• [GIVEN PROBLEM] Reproduce every line of the records below, unchanged.

--- Begin GIVEN DATA ---

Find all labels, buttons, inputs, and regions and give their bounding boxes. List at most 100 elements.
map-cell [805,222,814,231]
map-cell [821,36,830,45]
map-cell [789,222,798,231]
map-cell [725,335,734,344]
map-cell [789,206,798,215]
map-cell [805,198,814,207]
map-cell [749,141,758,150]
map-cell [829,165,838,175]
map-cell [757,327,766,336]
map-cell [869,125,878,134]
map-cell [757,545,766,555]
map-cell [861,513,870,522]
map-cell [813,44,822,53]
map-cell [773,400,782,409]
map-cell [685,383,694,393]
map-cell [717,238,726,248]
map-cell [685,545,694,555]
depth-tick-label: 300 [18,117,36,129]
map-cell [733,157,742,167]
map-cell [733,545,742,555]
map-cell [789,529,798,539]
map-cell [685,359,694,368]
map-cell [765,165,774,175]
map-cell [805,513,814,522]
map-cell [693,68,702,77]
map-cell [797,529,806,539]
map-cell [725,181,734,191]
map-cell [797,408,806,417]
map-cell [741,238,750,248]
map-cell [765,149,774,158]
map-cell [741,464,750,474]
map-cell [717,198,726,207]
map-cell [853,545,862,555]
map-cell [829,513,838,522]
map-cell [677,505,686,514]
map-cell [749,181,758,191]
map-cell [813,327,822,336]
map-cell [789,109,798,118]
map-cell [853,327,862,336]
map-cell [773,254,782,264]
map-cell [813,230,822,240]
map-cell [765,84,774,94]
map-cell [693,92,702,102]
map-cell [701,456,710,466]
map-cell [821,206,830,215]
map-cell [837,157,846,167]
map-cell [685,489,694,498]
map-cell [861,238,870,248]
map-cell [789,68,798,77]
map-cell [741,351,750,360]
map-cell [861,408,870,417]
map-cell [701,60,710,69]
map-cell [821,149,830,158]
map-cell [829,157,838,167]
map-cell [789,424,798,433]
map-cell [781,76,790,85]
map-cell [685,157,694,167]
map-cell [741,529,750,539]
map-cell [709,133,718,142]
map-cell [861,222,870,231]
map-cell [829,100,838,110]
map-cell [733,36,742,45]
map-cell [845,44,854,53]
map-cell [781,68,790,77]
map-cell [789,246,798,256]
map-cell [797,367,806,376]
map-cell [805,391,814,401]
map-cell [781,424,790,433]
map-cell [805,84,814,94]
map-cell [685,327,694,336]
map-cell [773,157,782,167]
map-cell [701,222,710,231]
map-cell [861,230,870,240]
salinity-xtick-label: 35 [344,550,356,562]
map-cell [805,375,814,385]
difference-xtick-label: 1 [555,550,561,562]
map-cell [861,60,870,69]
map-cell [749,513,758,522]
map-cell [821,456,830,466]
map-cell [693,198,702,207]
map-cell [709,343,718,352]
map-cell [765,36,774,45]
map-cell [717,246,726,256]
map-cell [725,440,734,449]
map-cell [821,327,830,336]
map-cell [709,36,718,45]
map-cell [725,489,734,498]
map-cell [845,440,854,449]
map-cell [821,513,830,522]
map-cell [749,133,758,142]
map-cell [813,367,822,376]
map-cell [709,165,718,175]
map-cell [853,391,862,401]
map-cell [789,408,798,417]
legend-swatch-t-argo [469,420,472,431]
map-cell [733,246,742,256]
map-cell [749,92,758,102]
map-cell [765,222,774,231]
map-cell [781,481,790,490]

--- End GIVEN DATA ---

• [SOLUTION FOR THIS EXERCISE]
Find all labels, buttons, inputs, and regions and give their bounding boxes. List at most 100 elements.
map-cell [805,222,814,231]
map-cell [821,36,830,45]
map-cell [789,222,798,231]
map-cell [725,335,734,344]
map-cell [789,206,798,215]
map-cell [805,198,814,207]
map-cell [749,141,758,150]
map-cell [829,165,838,175]
map-cell [757,327,766,336]
map-cell [869,125,878,134]
map-cell [757,545,766,555]
map-cell [861,513,870,522]
map-cell [813,44,822,53]
map-cell [773,400,782,409]
map-cell [685,383,694,393]
map-cell [717,238,726,248]
map-cell [685,545,694,555]
depth-tick-label: 300 [18,117,36,129]
map-cell [733,157,742,167]
map-cell [733,545,742,555]
map-cell [789,529,798,539]
map-cell [685,359,694,368]
map-cell [765,165,774,175]
map-cell [805,513,814,522]
map-cell [693,68,702,77]
map-cell [797,529,806,539]
map-cell [725,181,734,191]
map-cell [797,408,806,417]
map-cell [741,238,750,248]
map-cell [765,149,774,158]
map-cell [741,464,750,474]
map-cell [717,198,726,207]
map-cell [853,545,862,555]
map-cell [829,513,838,522]
map-cell [677,505,686,514]
map-cell [749,181,758,191]
map-cell [813,327,822,336]
map-cell [789,109,798,118]
map-cell [853,327,862,336]
map-cell [773,254,782,264]
map-cell [813,230,822,240]
map-cell [765,84,774,94]
map-cell [693,92,702,102]
map-cell [701,456,710,466]
map-cell [821,206,830,215]
map-cell [837,157,846,167]
map-cell [685,489,694,498]
map-cell [861,238,870,248]
map-cell [789,68,798,77]
map-cell [741,351,750,360]
map-cell [861,408,870,417]
map-cell [701,60,710,69]
map-cell [821,149,830,158]
map-cell [829,157,838,167]
map-cell [789,424,798,433]
map-cell [781,76,790,85]
map-cell [685,157,694,167]
map-cell [741,529,750,539]
map-cell [709,133,718,142]
map-cell [861,222,870,231]
map-cell [829,100,838,110]
map-cell [733,36,742,45]
map-cell [845,44,854,53]
map-cell [781,68,790,77]
map-cell [789,246,798,256]
map-cell [797,367,806,376]
map-cell [805,391,814,401]
map-cell [781,424,790,433]
map-cell [805,84,814,94]
map-cell [685,327,694,336]
map-cell [773,157,782,167]
map-cell [701,222,710,231]
map-cell [861,230,870,240]
salinity-xtick-label: 35 [344,550,356,562]
map-cell [805,375,814,385]
difference-xtick-label: 1 [555,550,561,562]
map-cell [861,60,870,69]
map-cell [749,513,758,522]
map-cell [821,456,830,466]
map-cell [693,198,702,207]
map-cell [709,343,718,352]
map-cell [765,36,774,45]
map-cell [717,246,726,256]
map-cell [725,440,734,449]
map-cell [821,327,830,336]
map-cell [709,36,718,45]
map-cell [725,489,734,498]
map-cell [845,440,854,449]
map-cell [821,513,830,522]
map-cell [749,133,758,142]
map-cell [813,367,822,376]
map-cell [709,165,718,175]
map-cell [853,391,862,401]
map-cell [789,408,798,417]
legend-swatch-t-argo [469,420,472,431]
map-cell [733,246,742,256]
map-cell [749,92,758,102]
map-cell [765,222,774,231]
map-cell [781,481,790,490]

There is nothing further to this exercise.